■ Challenge ■
Transcribe every entry word for word. Skip the pictures.

■ Input for this task ■
*-*-*
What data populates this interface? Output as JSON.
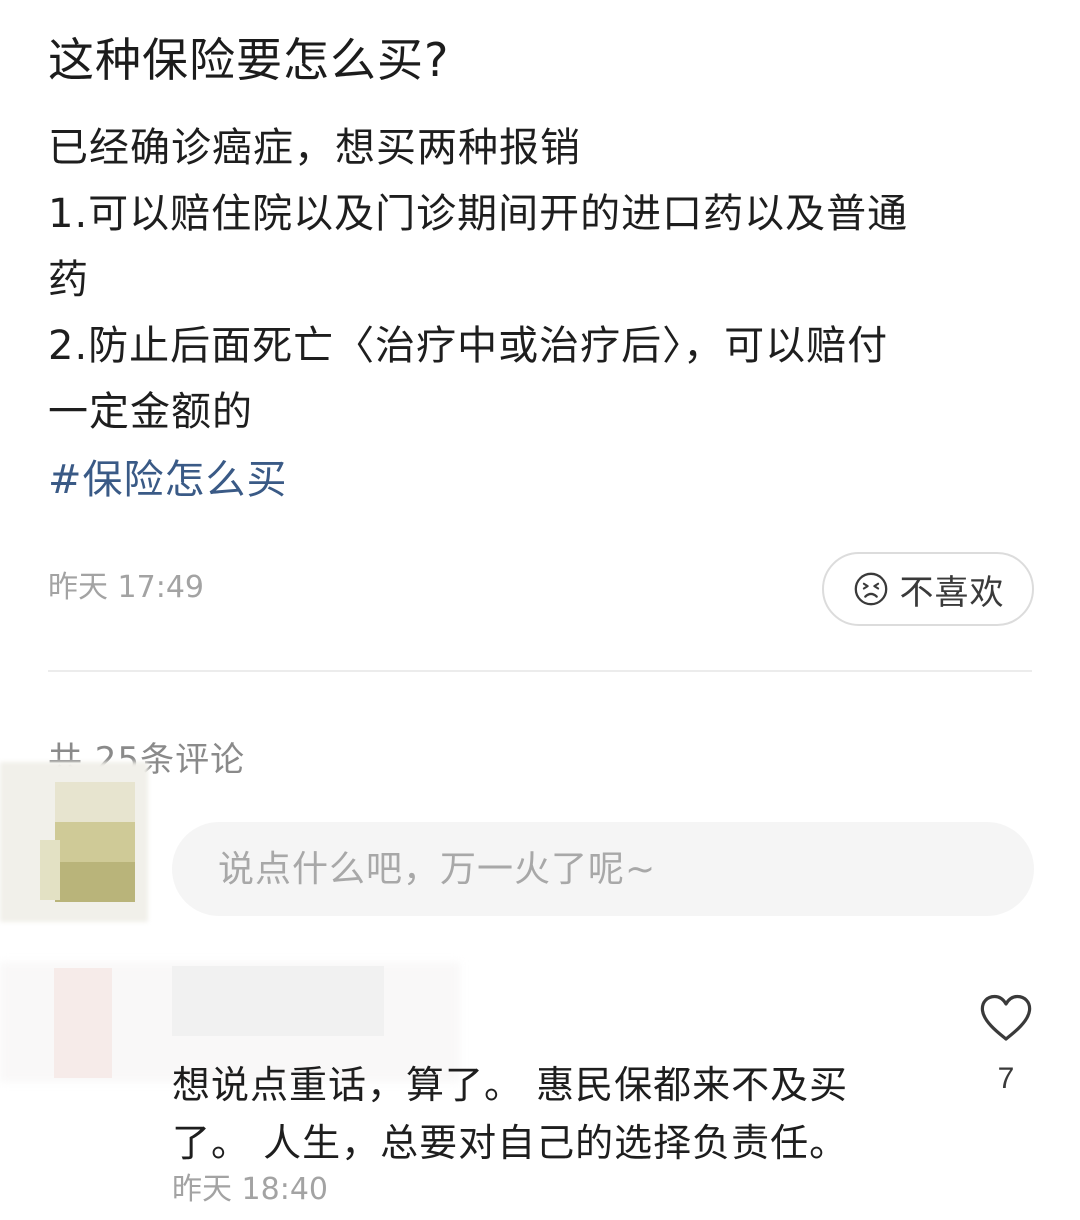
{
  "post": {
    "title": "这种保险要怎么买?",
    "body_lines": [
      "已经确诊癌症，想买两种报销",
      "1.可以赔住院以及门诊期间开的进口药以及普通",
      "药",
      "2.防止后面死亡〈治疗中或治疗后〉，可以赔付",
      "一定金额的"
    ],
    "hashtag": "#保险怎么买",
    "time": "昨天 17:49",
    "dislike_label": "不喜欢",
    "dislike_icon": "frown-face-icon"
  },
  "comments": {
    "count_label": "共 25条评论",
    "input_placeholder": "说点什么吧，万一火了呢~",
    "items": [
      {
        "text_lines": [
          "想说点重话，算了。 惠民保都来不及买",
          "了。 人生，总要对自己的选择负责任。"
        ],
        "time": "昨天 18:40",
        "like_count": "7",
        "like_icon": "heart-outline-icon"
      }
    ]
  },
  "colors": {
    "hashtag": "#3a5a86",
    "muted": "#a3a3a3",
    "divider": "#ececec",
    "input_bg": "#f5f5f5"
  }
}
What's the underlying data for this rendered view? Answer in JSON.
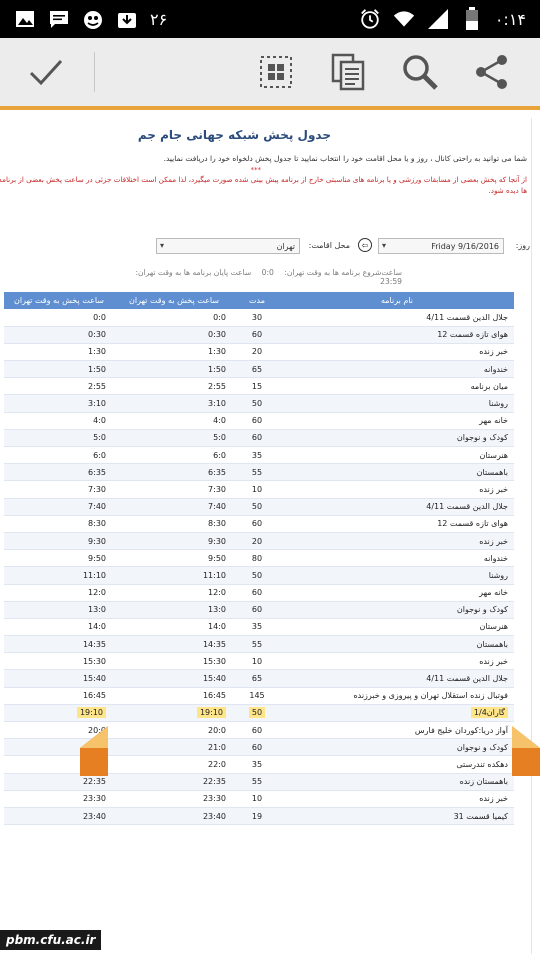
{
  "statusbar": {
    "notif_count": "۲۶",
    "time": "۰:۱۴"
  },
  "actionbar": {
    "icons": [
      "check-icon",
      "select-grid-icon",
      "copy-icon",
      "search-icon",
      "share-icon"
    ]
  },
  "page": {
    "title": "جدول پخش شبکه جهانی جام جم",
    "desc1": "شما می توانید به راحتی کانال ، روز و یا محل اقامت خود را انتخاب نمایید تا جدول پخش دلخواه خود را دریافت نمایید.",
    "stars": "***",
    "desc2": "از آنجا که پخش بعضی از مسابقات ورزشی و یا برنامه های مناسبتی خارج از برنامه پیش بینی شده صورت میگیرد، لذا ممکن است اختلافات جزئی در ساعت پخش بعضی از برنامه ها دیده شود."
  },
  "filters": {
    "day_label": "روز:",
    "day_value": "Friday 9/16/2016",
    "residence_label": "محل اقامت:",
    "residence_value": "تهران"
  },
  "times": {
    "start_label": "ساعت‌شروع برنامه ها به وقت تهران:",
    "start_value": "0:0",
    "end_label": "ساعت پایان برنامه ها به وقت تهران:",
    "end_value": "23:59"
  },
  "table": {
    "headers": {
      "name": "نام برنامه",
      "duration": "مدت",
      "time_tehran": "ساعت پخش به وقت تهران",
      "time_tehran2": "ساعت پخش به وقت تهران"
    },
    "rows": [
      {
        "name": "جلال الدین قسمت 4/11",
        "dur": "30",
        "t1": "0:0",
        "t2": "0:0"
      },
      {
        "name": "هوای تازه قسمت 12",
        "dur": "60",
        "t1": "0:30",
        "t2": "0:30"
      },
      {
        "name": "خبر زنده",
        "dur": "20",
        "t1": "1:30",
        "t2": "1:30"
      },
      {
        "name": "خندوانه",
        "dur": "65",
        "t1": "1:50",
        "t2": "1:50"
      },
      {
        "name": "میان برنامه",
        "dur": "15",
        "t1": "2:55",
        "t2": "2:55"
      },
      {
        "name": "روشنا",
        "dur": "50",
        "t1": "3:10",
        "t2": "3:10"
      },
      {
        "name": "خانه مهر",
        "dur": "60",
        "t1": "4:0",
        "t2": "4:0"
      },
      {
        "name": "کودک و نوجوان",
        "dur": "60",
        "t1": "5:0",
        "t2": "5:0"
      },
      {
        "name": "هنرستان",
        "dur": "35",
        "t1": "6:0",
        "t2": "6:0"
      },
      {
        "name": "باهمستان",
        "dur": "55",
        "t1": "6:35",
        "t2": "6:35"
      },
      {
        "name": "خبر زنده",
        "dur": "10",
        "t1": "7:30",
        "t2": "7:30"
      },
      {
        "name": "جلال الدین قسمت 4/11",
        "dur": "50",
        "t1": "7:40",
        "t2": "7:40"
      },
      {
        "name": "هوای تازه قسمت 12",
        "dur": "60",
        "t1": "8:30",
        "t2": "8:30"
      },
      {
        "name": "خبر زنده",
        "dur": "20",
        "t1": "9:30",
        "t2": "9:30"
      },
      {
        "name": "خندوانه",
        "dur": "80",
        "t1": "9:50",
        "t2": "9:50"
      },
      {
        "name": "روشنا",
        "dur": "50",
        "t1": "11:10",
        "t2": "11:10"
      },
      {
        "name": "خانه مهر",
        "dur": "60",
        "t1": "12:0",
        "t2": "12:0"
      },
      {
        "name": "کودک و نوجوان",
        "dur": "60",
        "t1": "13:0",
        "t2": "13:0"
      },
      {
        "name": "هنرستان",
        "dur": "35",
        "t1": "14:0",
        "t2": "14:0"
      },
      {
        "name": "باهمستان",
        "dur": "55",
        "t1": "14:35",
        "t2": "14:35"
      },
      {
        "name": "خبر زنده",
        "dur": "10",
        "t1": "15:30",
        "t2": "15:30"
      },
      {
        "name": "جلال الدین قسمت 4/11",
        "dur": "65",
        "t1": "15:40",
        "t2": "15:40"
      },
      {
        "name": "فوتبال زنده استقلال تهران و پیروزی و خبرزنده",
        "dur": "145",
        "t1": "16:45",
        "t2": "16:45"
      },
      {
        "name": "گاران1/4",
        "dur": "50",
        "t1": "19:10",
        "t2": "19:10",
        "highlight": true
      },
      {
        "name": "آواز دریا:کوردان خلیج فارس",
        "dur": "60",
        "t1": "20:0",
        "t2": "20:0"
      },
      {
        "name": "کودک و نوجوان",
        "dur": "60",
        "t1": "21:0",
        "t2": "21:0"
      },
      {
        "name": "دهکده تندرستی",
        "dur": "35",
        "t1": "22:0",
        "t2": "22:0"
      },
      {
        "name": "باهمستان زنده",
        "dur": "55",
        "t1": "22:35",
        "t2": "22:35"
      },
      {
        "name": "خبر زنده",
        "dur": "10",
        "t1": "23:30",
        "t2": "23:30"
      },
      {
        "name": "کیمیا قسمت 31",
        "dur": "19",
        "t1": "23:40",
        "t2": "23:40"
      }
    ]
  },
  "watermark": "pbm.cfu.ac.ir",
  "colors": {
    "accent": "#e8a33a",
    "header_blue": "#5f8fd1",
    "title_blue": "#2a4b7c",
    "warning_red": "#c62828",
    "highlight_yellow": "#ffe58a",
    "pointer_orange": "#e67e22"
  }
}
*-*-*
■ Complete output ■
What data populates this interface? Output as JSON.
{
  "post": {
    "title": "这种保险要怎么买?",
    "body_lines": [
      "已经确诊癌症，想买两种报销",
      "1.可以赔住院以及门诊期间开的进口药以及普通",
      "药",
      "2.防止后面死亡〈治疗中或治疗后〉，可以赔付",
      "一定金额的"
    ],
    "hashtag": "#保险怎么买",
    "time": "昨天 17:49",
    "dislike_label": "不喜欢",
    "dislike_icon": "frown-face-icon"
  },
  "comments": {
    "count_label": "共 25条评论",
    "input_placeholder": "说点什么吧，万一火了呢~",
    "items": [
      {
        "text_lines": [
          "想说点重话，算了。 惠民保都来不及买",
          "了。 人生，总要对自己的选择负责任。"
        ],
        "time": "昨天 18:40",
        "like_count": "7",
        "like_icon": "heart-outline-icon"
      }
    ]
  },
  "colors": {
    "hashtag": "#3a5a86",
    "muted": "#a3a3a3",
    "divider": "#ececec",
    "input_bg": "#f5f5f5"
  }
}
What's the underlying data for this rendered view? Answer in JSON.
{
  "statusbar": {
    "notif_count": "۲۶",
    "time": "۰:۱۴"
  },
  "actionbar": {
    "icons": [
      "check-icon",
      "select-grid-icon",
      "copy-icon",
      "search-icon",
      "share-icon"
    ]
  },
  "page": {
    "title": "جدول پخش شبکه جهانی جام جم",
    "desc1": "شما می توانید به راحتی کانال ، روز و یا محل اقامت خود را انتخاب نمایید تا جدول پخش دلخواه خود را دریافت نمایید.",
    "stars": "***",
    "desc2": "از آنجا که پخش بعضی از مسابقات ورزشی و یا برنامه های مناسبتی خارج از برنامه پیش بینی شده صورت میگیرد، لذا ممکن است اختلافات جزئی در ساعت پخش بعضی از برنامه ها دیده شود."
  },
  "filters": {
    "day_label": "روز:",
    "day_value": "Friday 9/16/2016",
    "residence_label": "محل اقامت:",
    "residence_value": "تهران"
  },
  "times": {
    "start_label": "ساعت‌شروع برنامه ها به وقت تهران:",
    "start_value": "0:0",
    "end_label": "ساعت پایان برنامه ها به وقت تهران:",
    "end_value": "23:59"
  },
  "table": {
    "headers": {
      "name": "نام برنامه",
      "duration": "مدت",
      "time_tehran": "ساعت پخش به وقت تهران",
      "time_tehran2": "ساعت پخش به وقت تهران"
    },
    "rows": [
      {
        "name": "جلال الدین قسمت 4/11",
        "dur": "30",
        "t1": "0:0",
        "t2": "0:0"
      },
      {
        "name": "هوای تازه قسمت 12",
        "dur": "60",
        "t1": "0:30",
        "t2": "0:30"
      },
      {
        "name": "خبر زنده",
        "dur": "20",
        "t1": "1:30",
        "t2": "1:30"
      },
      {
        "name": "خندوانه",
        "dur": "65",
        "t1": "1:50",
        "t2": "1:50"
      },
      {
        "name": "میان برنامه",
        "dur": "15",
        "t1": "2:55",
        "t2": "2:55"
      },
      {
        "name": "روشنا",
        "dur": "50",
        "t1": "3:10",
        "t2": "3:10"
      },
      {
        "name": "خانه مهر",
        "dur": "60",
        "t1": "4:0",
        "t2": "4:0"
      },
      {
        "name": "کودک و نوجوان",
        "dur": "60",
        "t1": "5:0",
        "t2": "5:0"
      },
      {
        "name": "هنرستان",
        "dur": "35",
        "t1": "6:0",
        "t2": "6:0"
      },
      {
        "name": "باهمستان",
        "dur": "55",
        "t1": "6:35",
        "t2": "6:35"
      },
      {
        "name": "خبر زنده",
        "dur": "10",
        "t1": "7:30",
        "t2": "7:30"
      },
      {
        "name": "جلال الدین قسمت 4/11",
        "dur": "50",
        "t1": "7:40",
        "t2": "7:40"
      },
      {
        "name": "هوای تازه قسمت 12",
        "dur": "60",
        "t1": "8:30",
        "t2": "8:30"
      },
      {
        "name": "خبر زنده",
        "dur": "20",
        "t1": "9:30",
        "t2": "9:30"
      },
      {
        "name": "خندوانه",
        "dur": "80",
        "t1": "9:50",
        "t2": "9:50"
      },
      {
        "name": "روشنا",
        "dur": "50",
        "t1": "11:10",
        "t2": "11:10"
      },
      {
        "name": "خانه مهر",
        "dur": "60",
        "t1": "12:0",
        "t2": "12:0"
      },
      {
        "name": "کودک و نوجوان",
        "dur": "60",
        "t1": "13:0",
        "t2": "13:0"
      },
      {
        "name": "هنرستان",
        "dur": "35",
        "t1": "14:0",
        "t2": "14:0"
      },
      {
        "name": "باهمستان",
        "dur": "55",
        "t1": "14:35",
        "t2": "14:35"
      },
      {
        "name": "خبر زنده",
        "dur": "10",
        "t1": "15:30",
        "t2": "15:30"
      },
      {
        "name": "جلال الدین قسمت 4/11",
        "dur": "65",
        "t1": "15:40",
        "t2": "15:40"
      },
      {
        "name": "فوتبال زنده استقلال تهران و پیروزی و خبرزنده",
        "dur": "145",
        "t1": "16:45",
        "t2": "16:45"
      },
      {
        "name": "گاران1/4",
        "dur": "50",
        "t1": "19:10",
        "t2": "19:10",
        "highlight": true
      },
      {
        "name": "آواز دریا:کوردان خلیج فارس",
        "dur": "60",
        "t1": "20:0",
        "t2": "20:0"
      },
      {
        "name": "کودک و نوجوان",
        "dur": "60",
        "t1": "21:0",
        "t2": "21:0"
      },
      {
        "name": "دهکده تندرستی",
        "dur": "35",
        "t1": "22:0",
        "t2": "22:0"
      },
      {
        "name": "باهمستان زنده",
        "dur": "55",
        "t1": "22:35",
        "t2": "22:35"
      },
      {
        "name": "خبر زنده",
        "dur": "10",
        "t1": "23:30",
        "t2": "23:30"
      },
      {
        "name": "کیمیا قسمت 31",
        "dur": "19",
        "t1": "23:40",
        "t2": "23:40"
      }
    ]
  },
  "watermark": "pbm.cfu.ac.ir",
  "colors": {
    "accent": "#e8a33a",
    "header_blue": "#5f8fd1",
    "title_blue": "#2a4b7c",
    "warning_red": "#c62828",
    "highlight_yellow": "#ffe58a",
    "pointer_orange": "#e67e22"
  }
}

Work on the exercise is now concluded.